Your task is to give the listing below back word for word, pictures excluded.

───

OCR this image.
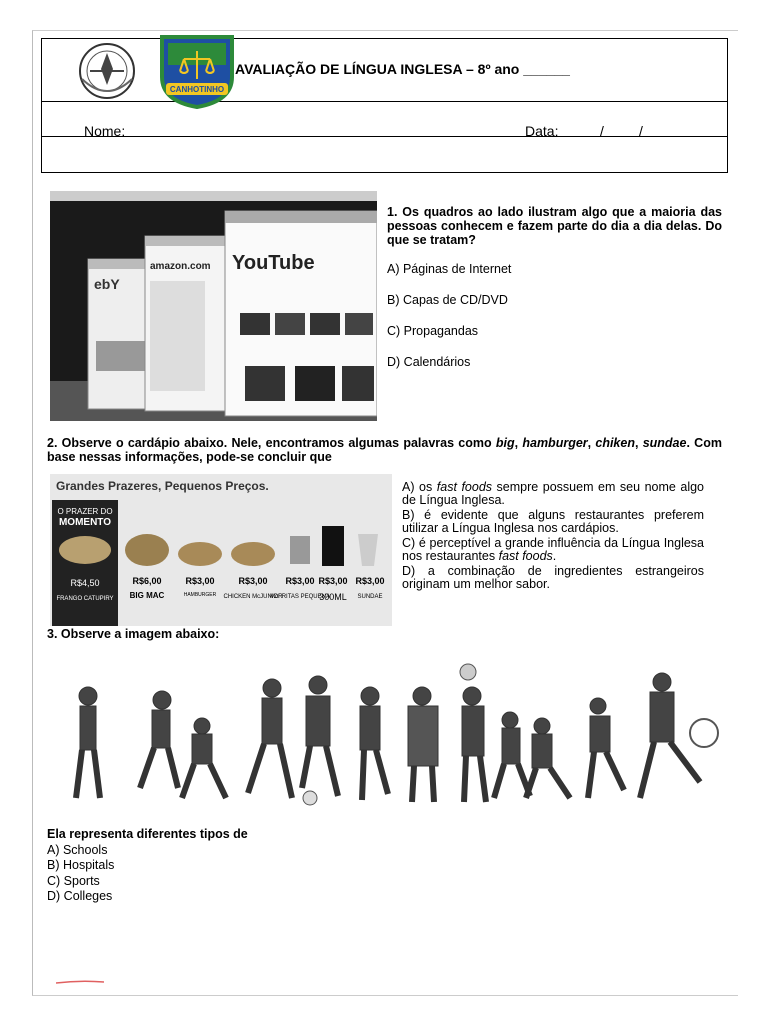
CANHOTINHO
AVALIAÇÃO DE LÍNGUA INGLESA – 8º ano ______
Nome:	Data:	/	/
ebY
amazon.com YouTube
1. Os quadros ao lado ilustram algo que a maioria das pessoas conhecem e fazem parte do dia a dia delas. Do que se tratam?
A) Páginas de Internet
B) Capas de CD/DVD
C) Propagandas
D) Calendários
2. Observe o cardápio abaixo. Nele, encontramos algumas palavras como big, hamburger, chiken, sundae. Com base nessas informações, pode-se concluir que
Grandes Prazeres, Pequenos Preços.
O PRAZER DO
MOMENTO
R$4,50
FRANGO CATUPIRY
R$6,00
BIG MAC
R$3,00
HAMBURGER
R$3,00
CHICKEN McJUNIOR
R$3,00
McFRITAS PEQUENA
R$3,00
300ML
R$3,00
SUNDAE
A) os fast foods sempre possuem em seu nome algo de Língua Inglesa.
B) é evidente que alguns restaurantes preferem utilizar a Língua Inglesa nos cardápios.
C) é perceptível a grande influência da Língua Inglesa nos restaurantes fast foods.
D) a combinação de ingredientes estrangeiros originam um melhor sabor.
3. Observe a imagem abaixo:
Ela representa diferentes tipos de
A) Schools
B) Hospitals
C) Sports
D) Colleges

───

» Written reply
OCR this image.
CANHOTINHO
AVALIAÇÃO DE LÍNGUA INGLESA – 8º ano ______
Nome:	Data:	/	/
ebY
amazon.com YouTube
1. Os quadros ao lado ilustram algo que a maioria das pessoas conhecem e fazem parte do dia a dia delas. Do que se tratam?
A) Páginas de Internet
B) Capas de CD/DVD
C) Propagandas
D) Calendários
2. Observe o cardápio abaixo. Nele, encontramos algumas palavras como big, hamburger, chiken, sundae. Com base nessas informações, pode-se concluir que
Grandes Prazeres, Pequenos Preços.
O PRAZER DO
MOMENTO
R$4,50
FRANGO CATUPIRY
R$6,00
BIG MAC
R$3,00
HAMBURGER
R$3,00
CHICKEN McJUNIOR
R$3,00
McFRITAS PEQUENA
R$3,00
300ML
R$3,00
SUNDAE
A) os fast foods sempre possuem em seu nome algo de Língua Inglesa.
B) é evidente que alguns restaurantes preferem utilizar a Língua Inglesa nos cardápios.
C) é perceptível a grande influência da Língua Inglesa nos restaurantes fast foods.
D) a combinação de ingredientes estrangeiros originam um melhor sabor.
3. Observe a imagem abaixo:
Ela representa diferentes tipos de
A) Schools
B) Hospitals
C) Sports
D) Colleges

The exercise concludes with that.